* Work instructions:
In the material below, list every line carrying the string "Demokracji".

* Supplied material:

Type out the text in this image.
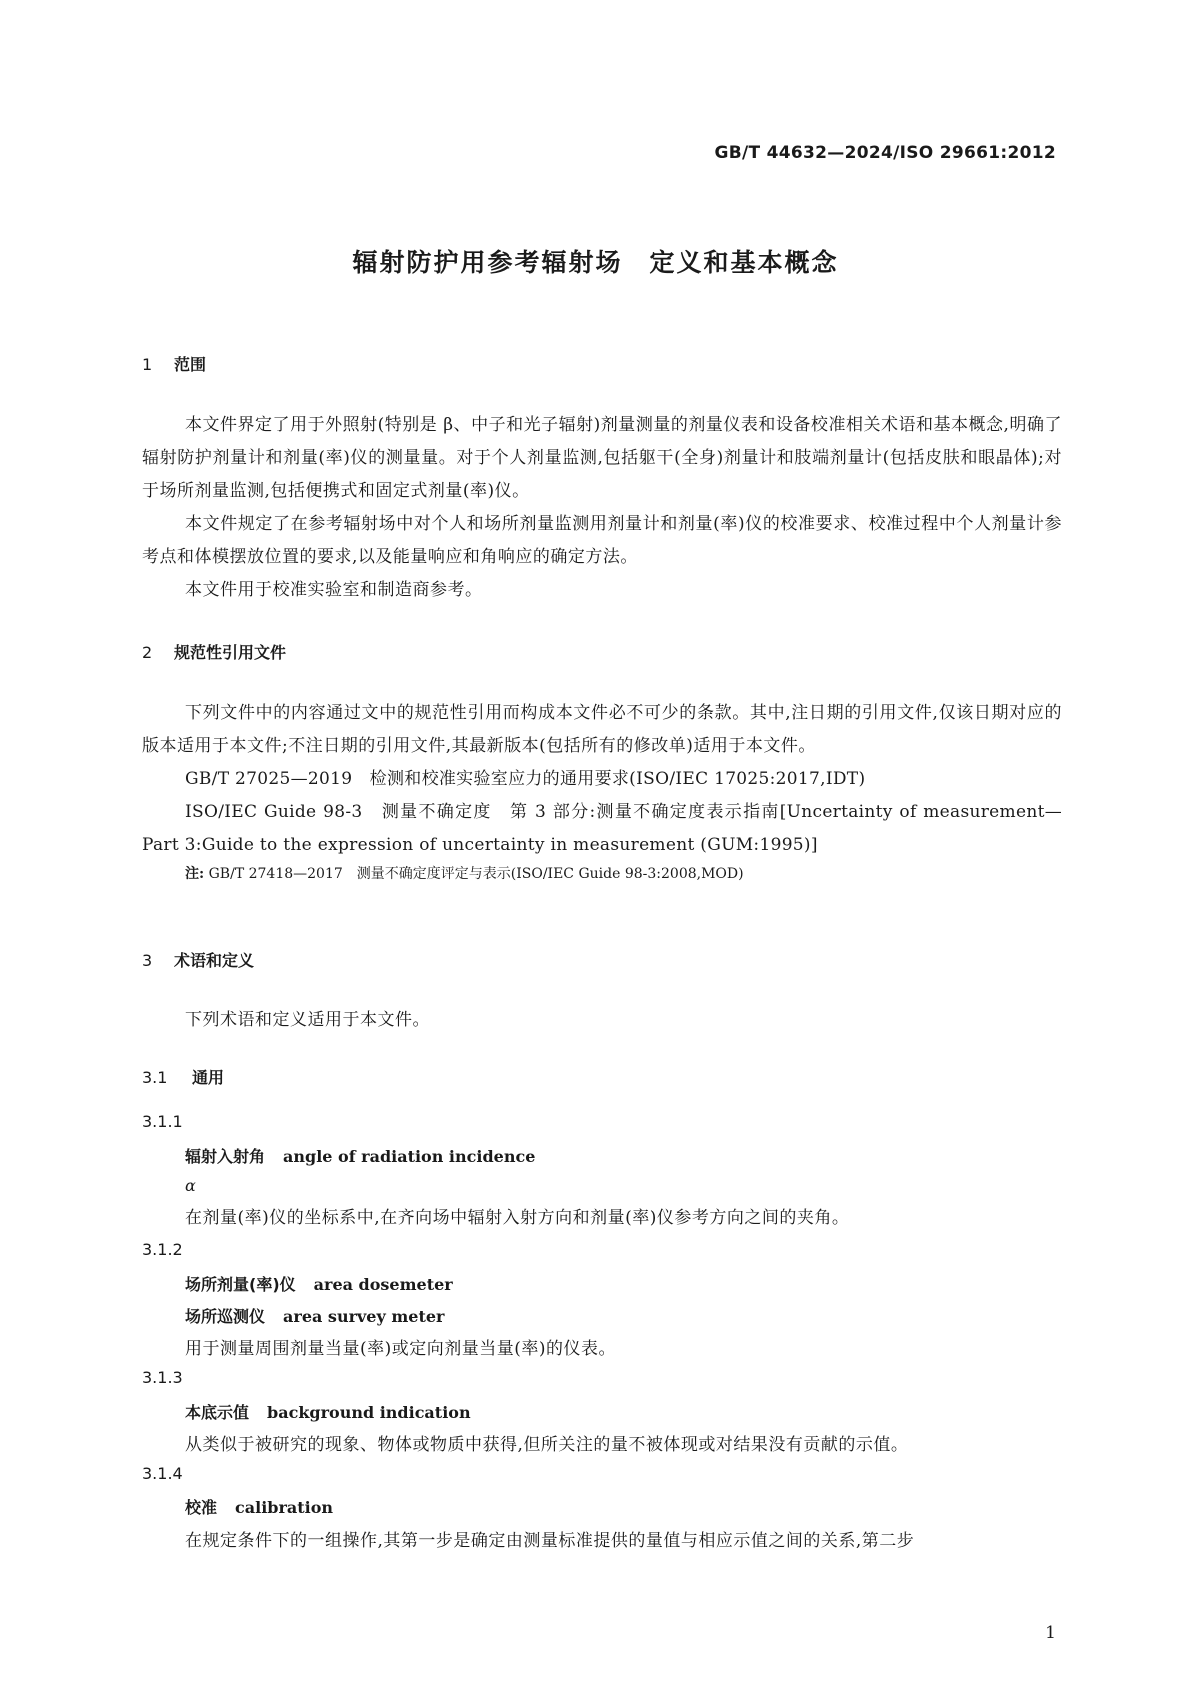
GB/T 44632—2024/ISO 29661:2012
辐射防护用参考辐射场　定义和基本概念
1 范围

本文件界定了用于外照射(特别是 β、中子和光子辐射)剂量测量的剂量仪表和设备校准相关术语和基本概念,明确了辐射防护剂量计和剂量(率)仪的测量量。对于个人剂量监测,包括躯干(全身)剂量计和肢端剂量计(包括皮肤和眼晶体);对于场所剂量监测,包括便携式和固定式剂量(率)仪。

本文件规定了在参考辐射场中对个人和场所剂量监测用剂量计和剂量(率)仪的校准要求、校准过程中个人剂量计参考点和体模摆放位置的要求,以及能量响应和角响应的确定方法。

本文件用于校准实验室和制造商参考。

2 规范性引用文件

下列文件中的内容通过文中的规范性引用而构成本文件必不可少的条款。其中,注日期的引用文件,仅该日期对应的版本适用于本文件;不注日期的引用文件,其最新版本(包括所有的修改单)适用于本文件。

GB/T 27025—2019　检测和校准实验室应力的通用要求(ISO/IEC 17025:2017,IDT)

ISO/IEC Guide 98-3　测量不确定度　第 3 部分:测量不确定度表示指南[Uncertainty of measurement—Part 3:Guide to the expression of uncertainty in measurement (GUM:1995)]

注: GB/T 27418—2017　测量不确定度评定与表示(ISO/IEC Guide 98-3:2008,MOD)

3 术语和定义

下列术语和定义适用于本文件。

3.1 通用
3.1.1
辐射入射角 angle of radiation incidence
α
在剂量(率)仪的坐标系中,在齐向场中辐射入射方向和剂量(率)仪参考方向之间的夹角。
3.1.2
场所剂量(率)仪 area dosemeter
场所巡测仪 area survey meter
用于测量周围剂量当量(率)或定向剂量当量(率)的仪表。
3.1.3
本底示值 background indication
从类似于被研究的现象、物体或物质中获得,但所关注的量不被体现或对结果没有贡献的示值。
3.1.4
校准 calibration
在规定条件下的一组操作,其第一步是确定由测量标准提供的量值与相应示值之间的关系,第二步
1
---
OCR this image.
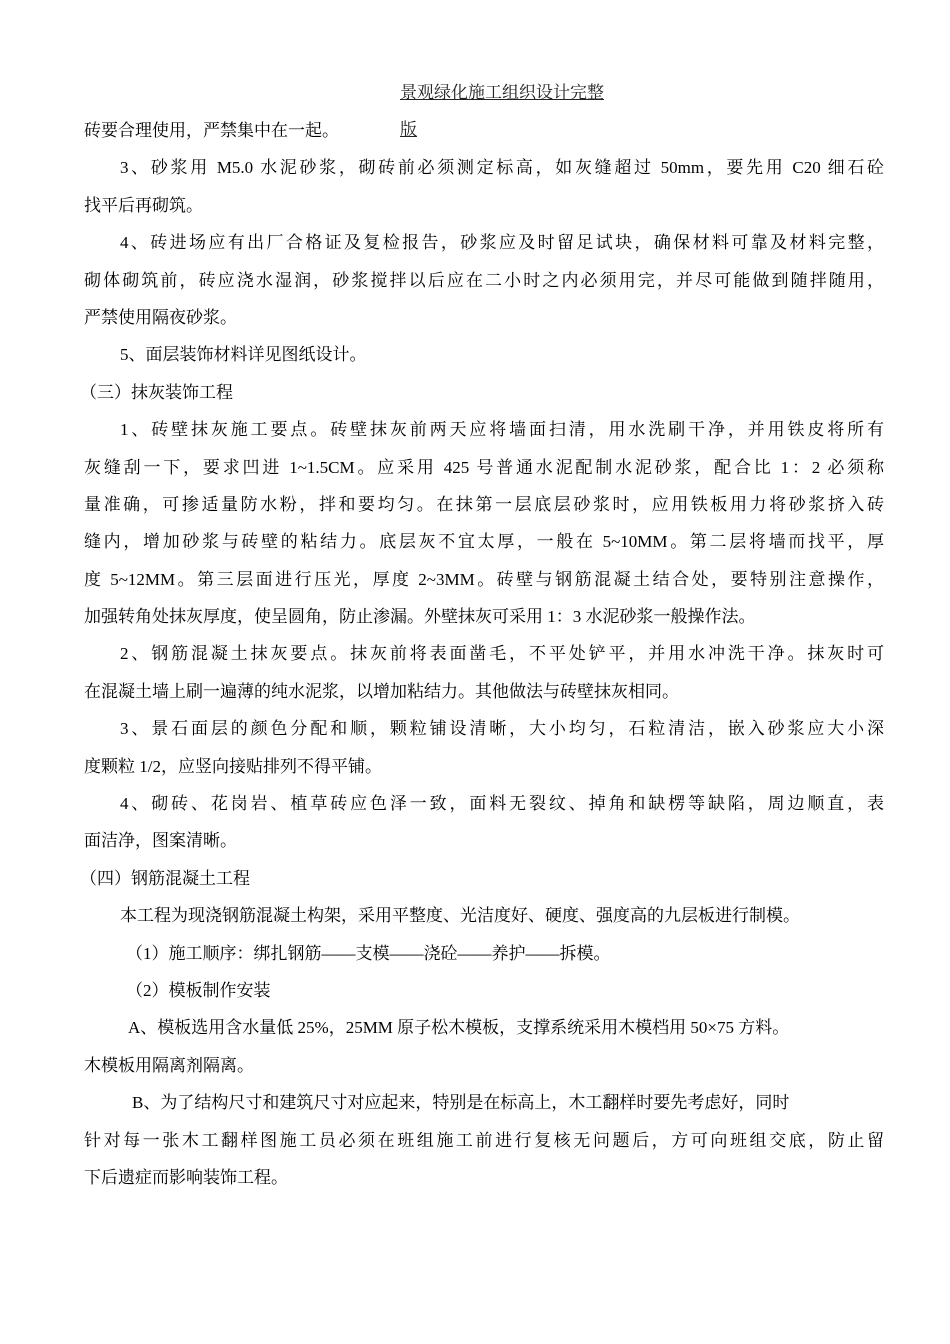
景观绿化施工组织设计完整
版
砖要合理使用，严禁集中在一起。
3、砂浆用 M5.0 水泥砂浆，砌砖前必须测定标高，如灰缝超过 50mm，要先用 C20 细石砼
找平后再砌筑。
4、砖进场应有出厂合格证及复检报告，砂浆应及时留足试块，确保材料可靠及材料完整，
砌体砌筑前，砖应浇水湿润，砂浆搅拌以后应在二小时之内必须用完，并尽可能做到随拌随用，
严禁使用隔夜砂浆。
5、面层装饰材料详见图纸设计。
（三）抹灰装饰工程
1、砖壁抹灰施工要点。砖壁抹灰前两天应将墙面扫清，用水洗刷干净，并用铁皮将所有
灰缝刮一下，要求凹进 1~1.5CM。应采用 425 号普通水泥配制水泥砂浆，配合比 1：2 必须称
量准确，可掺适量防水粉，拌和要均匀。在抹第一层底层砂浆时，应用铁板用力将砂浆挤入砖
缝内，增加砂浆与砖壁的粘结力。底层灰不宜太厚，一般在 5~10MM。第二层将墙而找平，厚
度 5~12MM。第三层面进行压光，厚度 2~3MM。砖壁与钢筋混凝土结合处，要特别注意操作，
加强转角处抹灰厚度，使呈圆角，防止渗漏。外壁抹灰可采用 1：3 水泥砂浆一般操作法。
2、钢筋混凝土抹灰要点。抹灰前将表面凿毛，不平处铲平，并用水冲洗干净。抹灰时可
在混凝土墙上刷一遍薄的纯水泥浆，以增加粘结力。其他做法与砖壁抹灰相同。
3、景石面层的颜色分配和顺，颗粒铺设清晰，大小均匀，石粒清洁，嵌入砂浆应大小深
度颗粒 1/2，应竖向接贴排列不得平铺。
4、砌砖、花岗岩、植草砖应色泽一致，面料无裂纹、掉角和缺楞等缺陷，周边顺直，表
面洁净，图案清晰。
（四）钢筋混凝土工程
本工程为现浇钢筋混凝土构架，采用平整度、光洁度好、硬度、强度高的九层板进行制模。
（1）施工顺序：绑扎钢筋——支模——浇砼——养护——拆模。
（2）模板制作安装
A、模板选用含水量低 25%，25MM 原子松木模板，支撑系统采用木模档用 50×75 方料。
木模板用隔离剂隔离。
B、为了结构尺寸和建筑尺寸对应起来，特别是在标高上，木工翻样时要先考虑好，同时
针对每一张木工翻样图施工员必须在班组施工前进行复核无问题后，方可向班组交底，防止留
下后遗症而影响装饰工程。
...
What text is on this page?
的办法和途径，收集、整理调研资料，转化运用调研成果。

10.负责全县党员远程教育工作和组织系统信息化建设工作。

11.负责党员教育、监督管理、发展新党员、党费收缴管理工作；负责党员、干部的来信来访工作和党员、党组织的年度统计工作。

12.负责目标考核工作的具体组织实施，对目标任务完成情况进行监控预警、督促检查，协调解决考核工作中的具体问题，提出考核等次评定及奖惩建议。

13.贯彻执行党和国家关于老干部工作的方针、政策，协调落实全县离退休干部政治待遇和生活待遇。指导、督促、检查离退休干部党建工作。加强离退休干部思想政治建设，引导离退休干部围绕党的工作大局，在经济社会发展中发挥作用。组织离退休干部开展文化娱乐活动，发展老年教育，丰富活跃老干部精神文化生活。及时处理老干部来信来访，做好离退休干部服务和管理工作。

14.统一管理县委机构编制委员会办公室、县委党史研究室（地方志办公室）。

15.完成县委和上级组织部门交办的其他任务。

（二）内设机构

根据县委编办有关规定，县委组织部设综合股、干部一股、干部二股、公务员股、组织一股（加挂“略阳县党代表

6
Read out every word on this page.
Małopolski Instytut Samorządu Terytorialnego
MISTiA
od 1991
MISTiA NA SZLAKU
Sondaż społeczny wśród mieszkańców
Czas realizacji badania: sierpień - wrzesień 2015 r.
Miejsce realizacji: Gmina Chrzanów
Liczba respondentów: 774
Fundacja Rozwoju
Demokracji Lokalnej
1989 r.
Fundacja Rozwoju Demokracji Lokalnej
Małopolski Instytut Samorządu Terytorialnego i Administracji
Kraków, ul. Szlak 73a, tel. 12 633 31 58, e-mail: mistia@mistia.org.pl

* Answer in full:
Demokracji Lokalnej
Fundacja Rozwoju Demokracji Lokalnej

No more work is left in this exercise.